- [To be done] Transcribe the material word for word, but without the images.

======== Given records ========

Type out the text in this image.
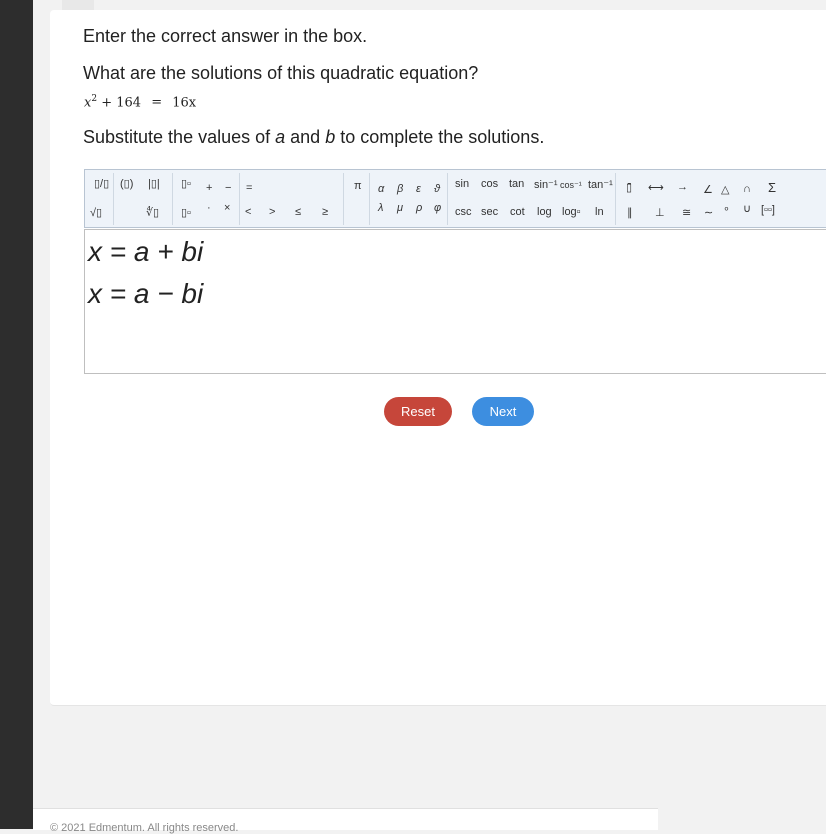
Enter the correct answer in the box.
What are the solutions of this quadratic equation?
$x^2 + 164 = 16x$
Substitute the values of a and b to complete the solutions.
▯/▯ (▯) |▯| ▯▫ + − =	π
√▯	∜▯ ▯▫ · × < > ≤ ≥
α β ε ϑ
λ μ ρ φ
sin cos tan sin⁻¹ cos⁻¹ tan⁻¹
csc sec cot log log▫ ln
▯̄ ⟷ → ∠ △ ∩ Σ
∥ ⊥ ≅ ∼ ∘ ∪ [▫▫]
x = a + bi
x = a − bi
Reset	Next
© 2021 Edmentum. All rights reserved.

========

- [Complete answer]
Type out the text in this image.
Enter the correct answer in the box.
What are the solutions of this quadratic equation?
$x^2 + 164 = 16x$
Substitute the values of a and b to complete the solutions.
▯/▯ (▯) |▯| ▯▫ + − =	π
√▯	∜▯ ▯▫ · × < > ≤ ≥
α β ε ϑ
λ μ ρ φ
sin cos tan sin⁻¹ cos⁻¹ tan⁻¹
csc sec cot log log▫ ln
▯̄ ⟷ → ∠ △ ∩ Σ
∥ ⊥ ≅ ∼ ∘ ∪ [▫▫]
x = a + bi
x = a − bi
Reset	Next
© 2021 Edmentum. All rights reserved.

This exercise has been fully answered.